» **EXERCISE**: Among the entries below, count the lines where the string "informacyjne" occurs, and give only the number.

(Extracts from a graphics dataset)
++++++++
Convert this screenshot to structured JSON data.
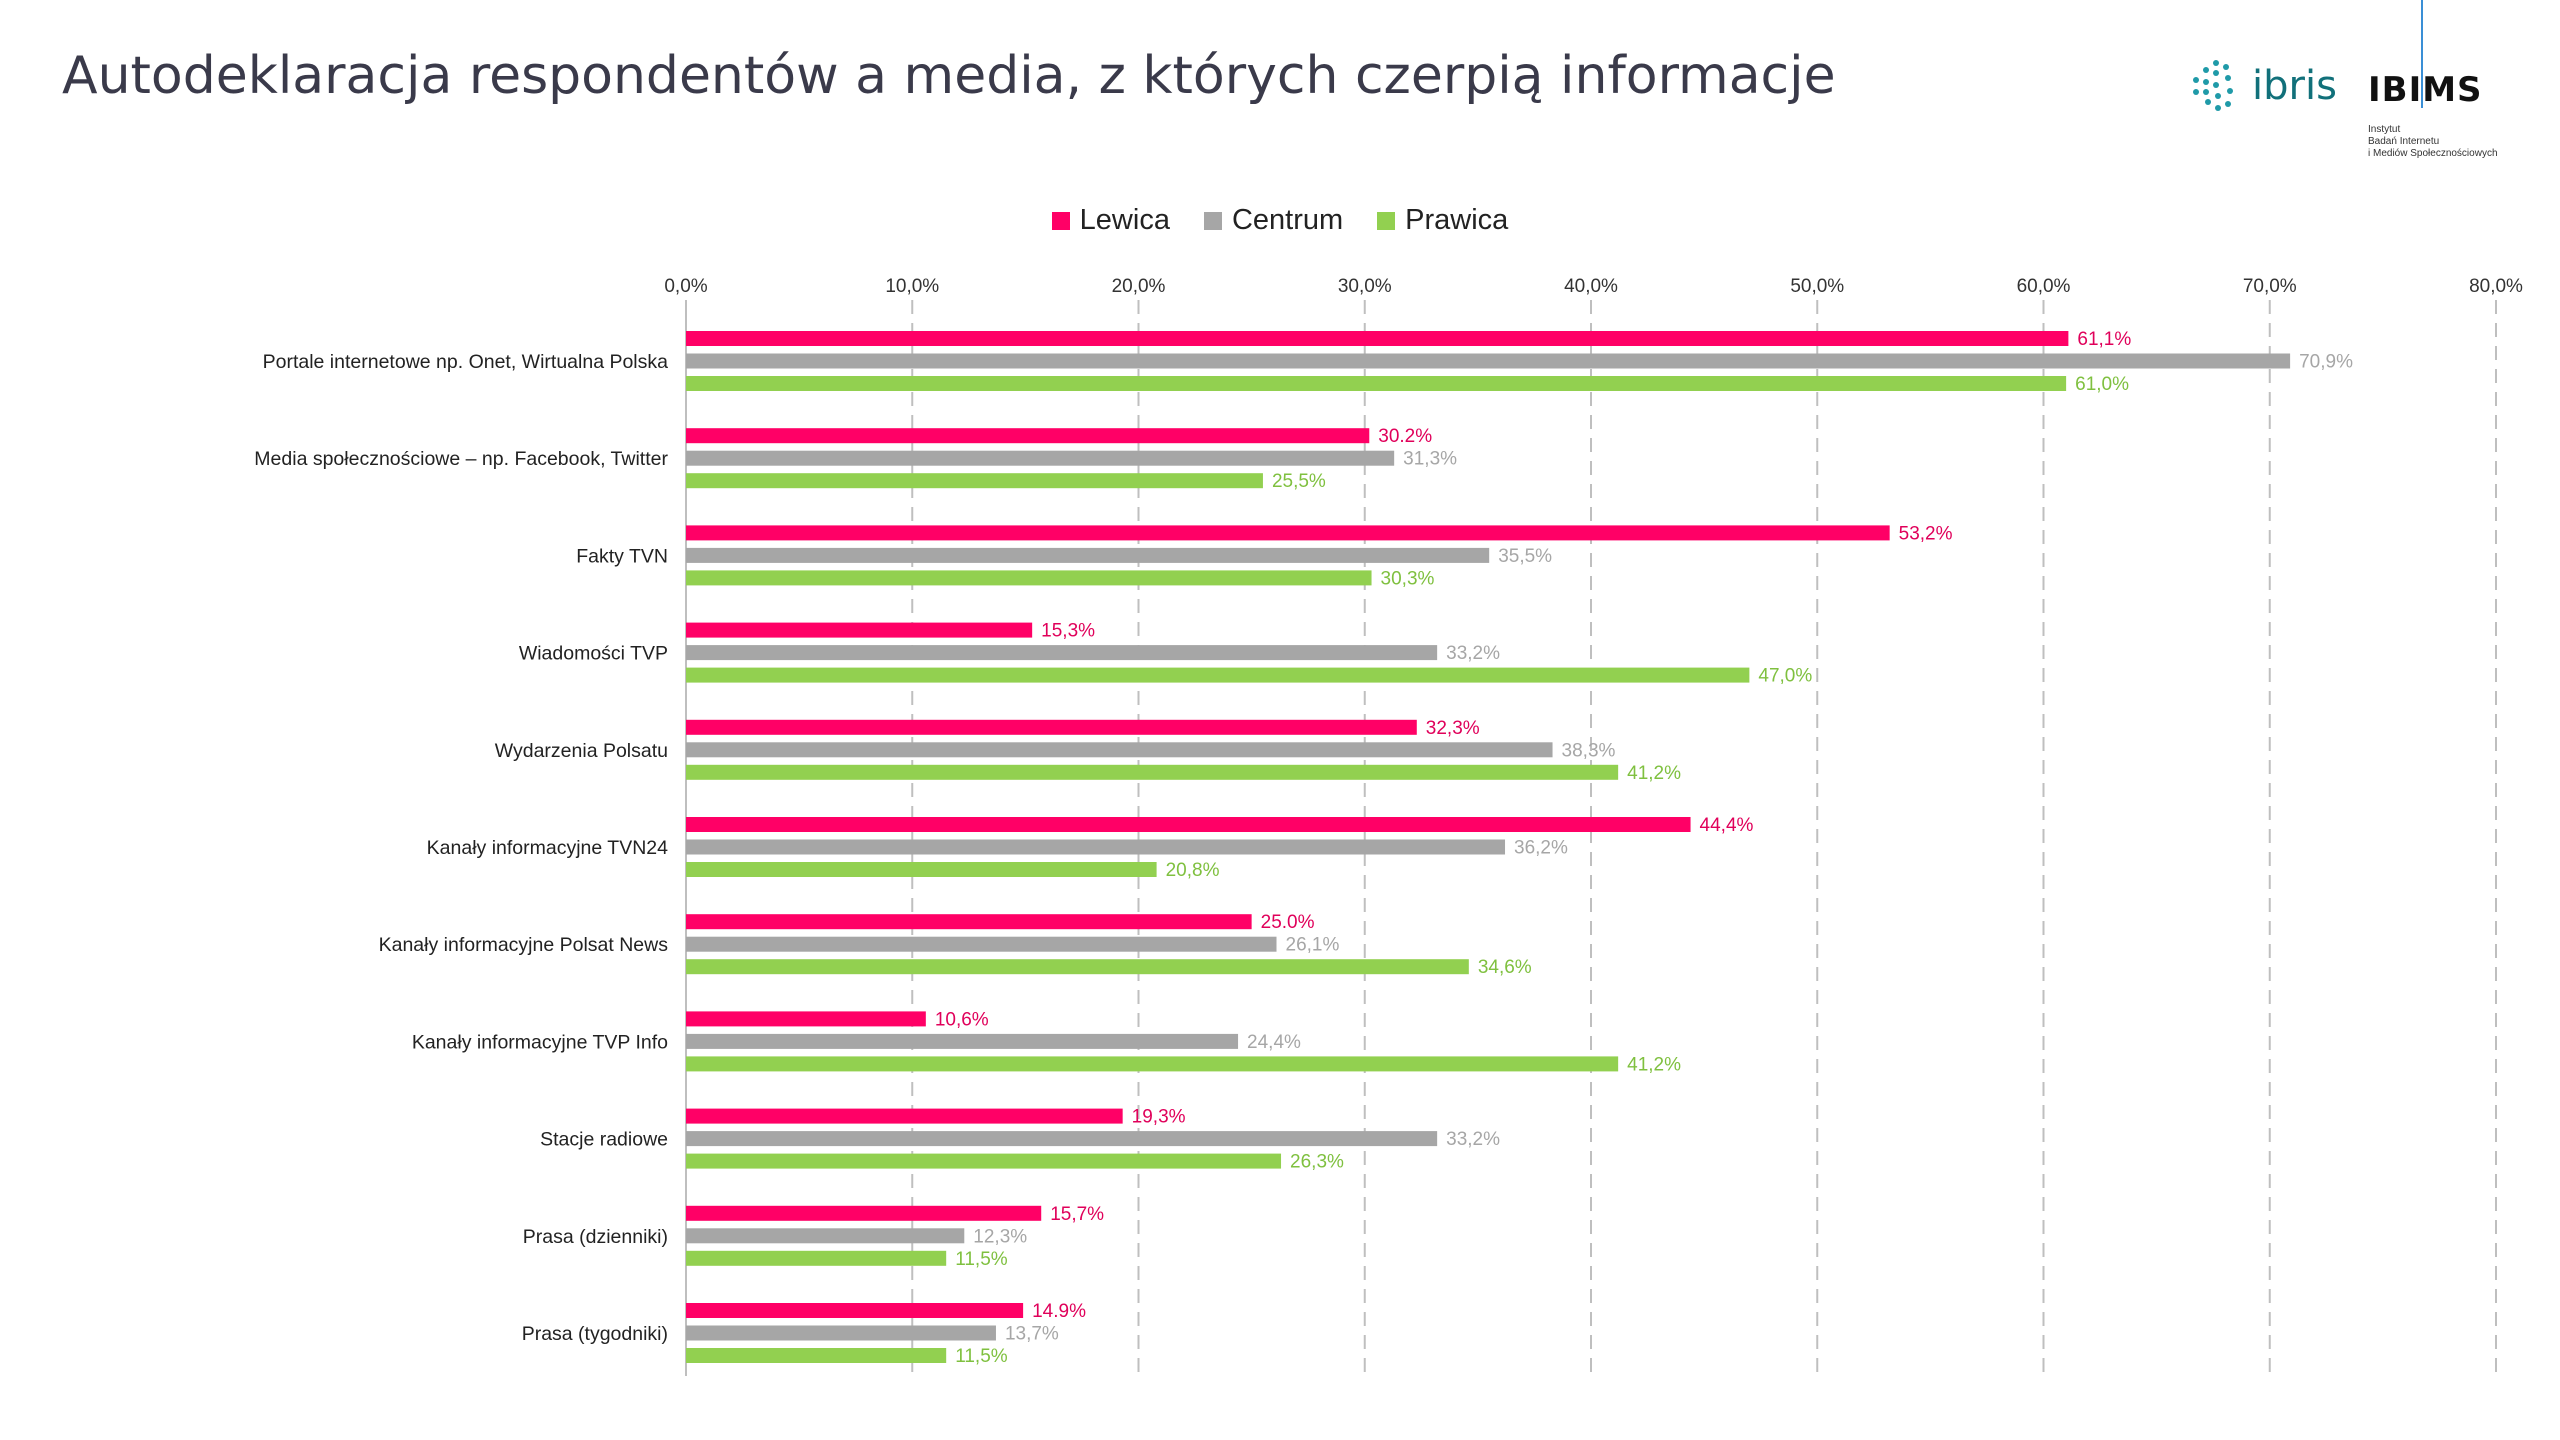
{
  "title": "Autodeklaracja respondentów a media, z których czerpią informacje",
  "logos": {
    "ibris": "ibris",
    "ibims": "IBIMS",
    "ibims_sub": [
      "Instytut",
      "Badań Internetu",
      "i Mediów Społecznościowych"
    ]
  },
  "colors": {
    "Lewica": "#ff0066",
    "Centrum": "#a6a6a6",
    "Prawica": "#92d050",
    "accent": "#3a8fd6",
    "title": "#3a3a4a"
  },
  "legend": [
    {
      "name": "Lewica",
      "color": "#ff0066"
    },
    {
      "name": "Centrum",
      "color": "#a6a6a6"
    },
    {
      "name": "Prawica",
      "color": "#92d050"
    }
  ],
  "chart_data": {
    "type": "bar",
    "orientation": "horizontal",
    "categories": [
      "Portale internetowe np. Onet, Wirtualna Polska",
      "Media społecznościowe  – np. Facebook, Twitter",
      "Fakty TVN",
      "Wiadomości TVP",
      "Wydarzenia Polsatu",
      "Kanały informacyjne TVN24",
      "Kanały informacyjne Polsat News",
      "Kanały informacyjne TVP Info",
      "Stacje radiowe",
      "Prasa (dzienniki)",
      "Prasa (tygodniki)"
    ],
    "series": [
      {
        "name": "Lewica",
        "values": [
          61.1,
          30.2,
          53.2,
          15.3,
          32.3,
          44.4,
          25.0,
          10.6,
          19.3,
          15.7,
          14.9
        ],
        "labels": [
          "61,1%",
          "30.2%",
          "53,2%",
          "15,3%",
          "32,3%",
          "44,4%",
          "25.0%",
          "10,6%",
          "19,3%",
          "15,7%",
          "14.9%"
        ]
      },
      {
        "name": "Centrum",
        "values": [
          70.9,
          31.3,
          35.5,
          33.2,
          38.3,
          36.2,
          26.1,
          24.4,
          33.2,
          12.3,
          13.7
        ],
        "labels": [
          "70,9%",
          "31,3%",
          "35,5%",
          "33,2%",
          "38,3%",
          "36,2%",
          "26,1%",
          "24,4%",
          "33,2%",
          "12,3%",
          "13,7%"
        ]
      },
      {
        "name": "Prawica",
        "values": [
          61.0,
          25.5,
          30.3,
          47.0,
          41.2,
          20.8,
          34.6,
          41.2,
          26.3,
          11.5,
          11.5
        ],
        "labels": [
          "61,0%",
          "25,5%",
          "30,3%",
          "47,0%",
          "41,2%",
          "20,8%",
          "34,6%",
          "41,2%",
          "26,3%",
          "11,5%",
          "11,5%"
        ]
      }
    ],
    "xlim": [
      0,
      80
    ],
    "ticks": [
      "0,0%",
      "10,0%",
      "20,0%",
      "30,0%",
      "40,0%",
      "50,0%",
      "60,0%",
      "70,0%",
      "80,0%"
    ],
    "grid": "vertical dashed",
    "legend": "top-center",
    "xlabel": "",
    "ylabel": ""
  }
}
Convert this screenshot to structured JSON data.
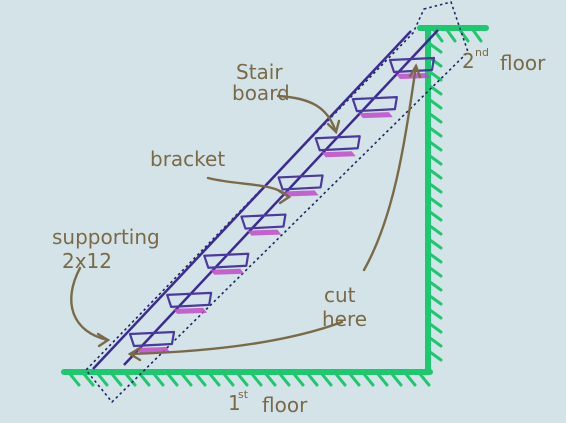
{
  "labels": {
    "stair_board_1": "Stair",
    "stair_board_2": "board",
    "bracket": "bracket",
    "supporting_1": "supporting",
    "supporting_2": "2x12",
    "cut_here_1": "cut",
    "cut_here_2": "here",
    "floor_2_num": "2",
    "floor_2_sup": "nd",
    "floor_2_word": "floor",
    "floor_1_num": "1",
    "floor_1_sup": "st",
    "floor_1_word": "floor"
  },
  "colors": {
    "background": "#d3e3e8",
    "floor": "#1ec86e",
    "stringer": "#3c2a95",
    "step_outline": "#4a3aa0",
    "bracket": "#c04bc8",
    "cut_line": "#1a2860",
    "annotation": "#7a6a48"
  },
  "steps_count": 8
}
++++++++
» **TASK RESULT**: 3